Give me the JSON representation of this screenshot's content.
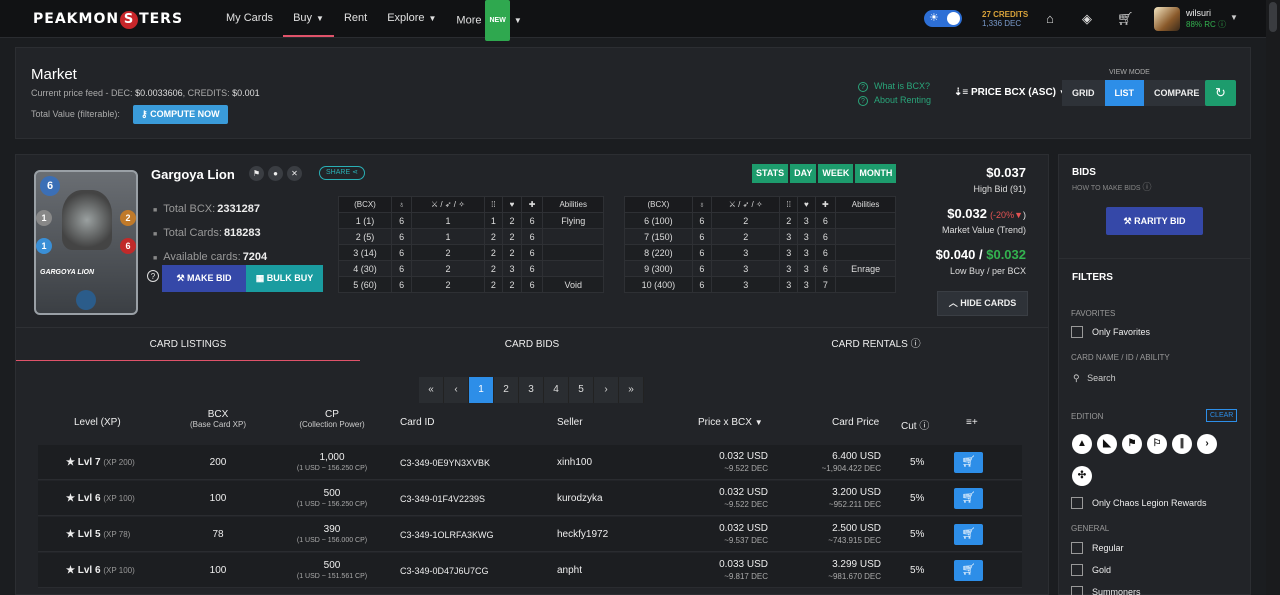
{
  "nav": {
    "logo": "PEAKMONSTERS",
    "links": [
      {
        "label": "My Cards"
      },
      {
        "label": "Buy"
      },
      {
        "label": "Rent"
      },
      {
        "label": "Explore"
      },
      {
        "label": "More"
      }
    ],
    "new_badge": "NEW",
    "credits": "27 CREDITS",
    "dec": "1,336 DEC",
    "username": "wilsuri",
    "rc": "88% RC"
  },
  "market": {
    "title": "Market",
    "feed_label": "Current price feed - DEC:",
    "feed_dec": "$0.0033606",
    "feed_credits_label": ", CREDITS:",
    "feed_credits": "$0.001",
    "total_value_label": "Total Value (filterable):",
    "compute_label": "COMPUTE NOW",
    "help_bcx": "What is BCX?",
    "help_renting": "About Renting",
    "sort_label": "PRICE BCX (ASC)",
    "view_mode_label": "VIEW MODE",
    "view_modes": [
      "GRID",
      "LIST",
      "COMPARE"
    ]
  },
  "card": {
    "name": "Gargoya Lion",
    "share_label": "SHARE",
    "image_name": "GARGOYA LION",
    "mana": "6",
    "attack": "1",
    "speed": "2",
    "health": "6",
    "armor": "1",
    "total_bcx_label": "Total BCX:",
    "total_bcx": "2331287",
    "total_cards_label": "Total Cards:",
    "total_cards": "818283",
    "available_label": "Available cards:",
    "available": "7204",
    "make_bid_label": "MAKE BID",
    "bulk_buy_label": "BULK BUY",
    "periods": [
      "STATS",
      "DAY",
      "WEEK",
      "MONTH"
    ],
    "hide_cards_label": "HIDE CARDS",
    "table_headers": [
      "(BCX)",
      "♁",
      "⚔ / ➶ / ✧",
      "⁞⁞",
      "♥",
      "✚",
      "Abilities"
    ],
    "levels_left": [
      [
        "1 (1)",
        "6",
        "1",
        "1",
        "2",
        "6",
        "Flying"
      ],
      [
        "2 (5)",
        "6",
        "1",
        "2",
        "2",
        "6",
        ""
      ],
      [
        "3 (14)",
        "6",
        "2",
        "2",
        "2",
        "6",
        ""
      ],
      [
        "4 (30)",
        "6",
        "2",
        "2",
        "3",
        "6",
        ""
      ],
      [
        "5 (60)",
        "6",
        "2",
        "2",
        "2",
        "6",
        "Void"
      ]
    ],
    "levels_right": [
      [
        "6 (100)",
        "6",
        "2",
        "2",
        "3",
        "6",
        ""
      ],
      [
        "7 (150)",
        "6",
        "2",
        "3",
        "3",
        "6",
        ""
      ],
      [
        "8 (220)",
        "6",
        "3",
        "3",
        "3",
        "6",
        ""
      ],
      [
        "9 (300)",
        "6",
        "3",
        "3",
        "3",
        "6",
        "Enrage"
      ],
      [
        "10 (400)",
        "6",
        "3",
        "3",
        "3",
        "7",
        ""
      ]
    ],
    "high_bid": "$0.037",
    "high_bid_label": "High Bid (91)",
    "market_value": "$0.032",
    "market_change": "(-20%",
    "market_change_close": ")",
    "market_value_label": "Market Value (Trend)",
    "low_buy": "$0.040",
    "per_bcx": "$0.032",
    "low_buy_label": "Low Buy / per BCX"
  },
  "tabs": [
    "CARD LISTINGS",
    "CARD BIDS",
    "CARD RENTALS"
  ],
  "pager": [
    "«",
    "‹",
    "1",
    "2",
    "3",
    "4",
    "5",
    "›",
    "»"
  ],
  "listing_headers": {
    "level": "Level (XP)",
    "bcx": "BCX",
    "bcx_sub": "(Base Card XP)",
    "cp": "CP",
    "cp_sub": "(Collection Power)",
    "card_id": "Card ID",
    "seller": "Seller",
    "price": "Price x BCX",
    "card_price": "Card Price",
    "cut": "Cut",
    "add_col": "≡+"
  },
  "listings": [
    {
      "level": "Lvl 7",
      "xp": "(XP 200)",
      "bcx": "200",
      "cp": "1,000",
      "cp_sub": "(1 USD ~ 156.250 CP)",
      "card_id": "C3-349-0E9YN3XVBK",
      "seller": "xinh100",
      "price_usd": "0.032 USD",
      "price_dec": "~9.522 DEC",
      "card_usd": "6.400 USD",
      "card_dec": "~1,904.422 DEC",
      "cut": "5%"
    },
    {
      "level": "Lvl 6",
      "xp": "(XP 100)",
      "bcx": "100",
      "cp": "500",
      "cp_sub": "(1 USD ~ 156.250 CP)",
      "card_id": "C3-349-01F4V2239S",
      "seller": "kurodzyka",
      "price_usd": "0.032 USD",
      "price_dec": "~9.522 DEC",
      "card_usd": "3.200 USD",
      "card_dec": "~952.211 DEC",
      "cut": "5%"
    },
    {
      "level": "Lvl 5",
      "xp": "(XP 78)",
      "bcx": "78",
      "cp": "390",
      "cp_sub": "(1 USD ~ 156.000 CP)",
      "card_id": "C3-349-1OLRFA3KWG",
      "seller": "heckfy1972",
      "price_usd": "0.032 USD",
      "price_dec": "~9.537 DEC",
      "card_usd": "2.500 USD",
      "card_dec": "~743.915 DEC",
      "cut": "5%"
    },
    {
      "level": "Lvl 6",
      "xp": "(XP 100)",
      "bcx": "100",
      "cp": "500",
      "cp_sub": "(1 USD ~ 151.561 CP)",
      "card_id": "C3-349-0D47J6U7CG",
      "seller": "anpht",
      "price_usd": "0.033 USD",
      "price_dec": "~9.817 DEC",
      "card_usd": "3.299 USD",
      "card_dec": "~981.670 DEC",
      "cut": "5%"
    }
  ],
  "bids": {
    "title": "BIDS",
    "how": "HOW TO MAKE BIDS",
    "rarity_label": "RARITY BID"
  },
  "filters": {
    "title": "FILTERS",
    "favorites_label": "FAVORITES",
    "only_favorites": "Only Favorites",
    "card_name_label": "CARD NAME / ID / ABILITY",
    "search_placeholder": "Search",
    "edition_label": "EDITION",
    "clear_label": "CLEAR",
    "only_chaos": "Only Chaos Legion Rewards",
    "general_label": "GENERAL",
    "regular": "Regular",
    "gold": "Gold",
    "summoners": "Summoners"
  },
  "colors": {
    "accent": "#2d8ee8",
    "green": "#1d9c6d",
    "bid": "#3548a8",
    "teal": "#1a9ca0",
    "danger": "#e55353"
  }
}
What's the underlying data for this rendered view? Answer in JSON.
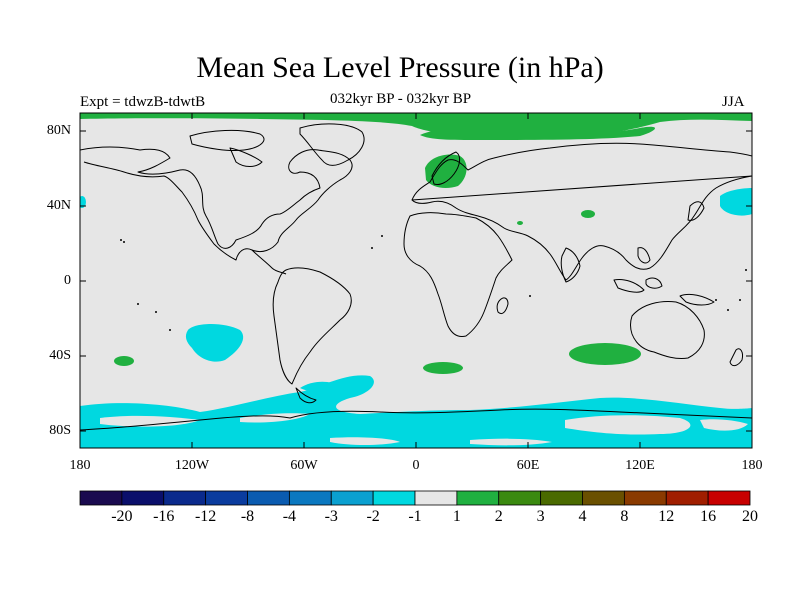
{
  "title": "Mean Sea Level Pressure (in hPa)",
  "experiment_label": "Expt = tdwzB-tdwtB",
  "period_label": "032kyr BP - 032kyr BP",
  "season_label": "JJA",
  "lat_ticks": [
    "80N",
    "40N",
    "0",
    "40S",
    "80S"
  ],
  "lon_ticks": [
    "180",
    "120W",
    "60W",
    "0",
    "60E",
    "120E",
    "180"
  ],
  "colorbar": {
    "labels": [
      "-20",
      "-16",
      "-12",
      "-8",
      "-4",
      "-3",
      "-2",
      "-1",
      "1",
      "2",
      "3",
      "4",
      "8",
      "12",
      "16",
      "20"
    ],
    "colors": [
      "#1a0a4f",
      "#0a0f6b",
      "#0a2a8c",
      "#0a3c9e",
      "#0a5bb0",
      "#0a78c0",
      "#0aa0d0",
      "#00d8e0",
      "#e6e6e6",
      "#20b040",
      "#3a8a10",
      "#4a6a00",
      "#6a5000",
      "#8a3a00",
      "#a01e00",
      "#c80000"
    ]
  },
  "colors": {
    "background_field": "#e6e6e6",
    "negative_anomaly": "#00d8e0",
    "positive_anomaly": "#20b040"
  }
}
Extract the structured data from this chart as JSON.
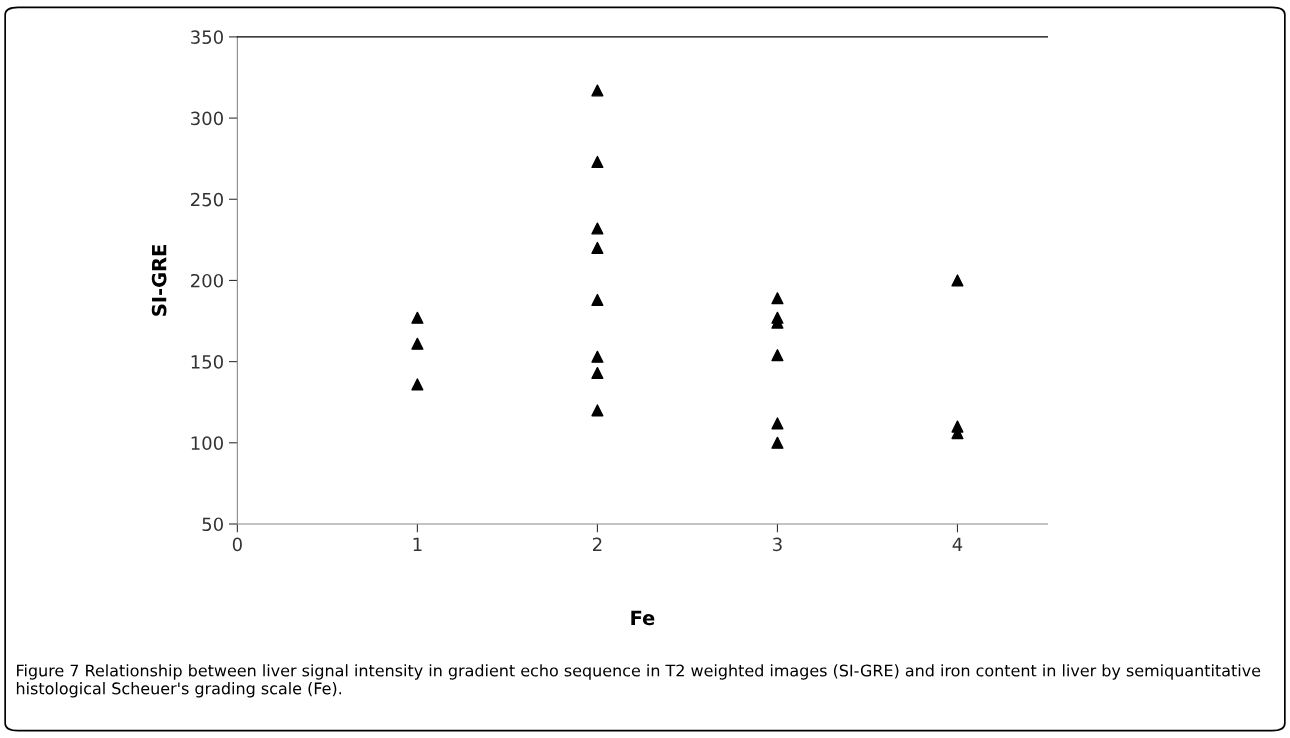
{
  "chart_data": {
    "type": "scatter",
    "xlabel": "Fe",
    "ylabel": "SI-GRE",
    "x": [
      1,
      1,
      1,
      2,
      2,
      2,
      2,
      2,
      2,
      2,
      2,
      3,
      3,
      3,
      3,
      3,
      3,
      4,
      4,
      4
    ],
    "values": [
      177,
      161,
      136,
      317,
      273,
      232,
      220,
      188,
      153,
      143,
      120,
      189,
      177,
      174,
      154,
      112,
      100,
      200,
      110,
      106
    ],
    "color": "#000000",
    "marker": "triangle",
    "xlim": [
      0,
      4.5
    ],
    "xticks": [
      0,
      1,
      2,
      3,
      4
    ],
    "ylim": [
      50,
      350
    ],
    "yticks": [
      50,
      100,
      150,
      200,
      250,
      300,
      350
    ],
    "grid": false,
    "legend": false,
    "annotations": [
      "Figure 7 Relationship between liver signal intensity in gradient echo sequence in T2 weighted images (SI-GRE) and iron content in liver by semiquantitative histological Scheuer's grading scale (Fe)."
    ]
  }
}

-- -- --

The line that contains "Extract the structured" begins the part to retype, and the last line of the records above ends it. Retype both and everything between, exactly, without the pictures.

Extract the structured data from this chart as JSON.
{
  "chart_data": {
    "type": "scatter",
    "xlabel": "Fe",
    "ylabel": "SI-GRE",
    "x": [
      1,
      1,
      1,
      2,
      2,
      2,
      2,
      2,
      2,
      2,
      2,
      3,
      3,
      3,
      3,
      3,
      3,
      4,
      4,
      4
    ],
    "values": [
      177,
      161,
      136,
      317,
      273,
      232,
      220,
      188,
      153,
      143,
      120,
      189,
      177,
      174,
      154,
      112,
      100,
      200,
      110,
      106
    ],
    "color": "#000000",
    "marker": "triangle",
    "xlim": [
      0,
      4.5
    ],
    "xticks": [
      0,
      1,
      2,
      3,
      4
    ],
    "ylim": [
      50,
      350
    ],
    "yticks": [
      50,
      100,
      150,
      200,
      250,
      300,
      350
    ],
    "grid": false,
    "legend": false,
    "annotations": [
      "Figure 7 Relationship between liver signal intensity in gradient echo sequence in T2 weighted images (SI-GRE) and iron content in liver by semiquantitative histological Scheuer's grading scale (Fe)."
    ]
  }
}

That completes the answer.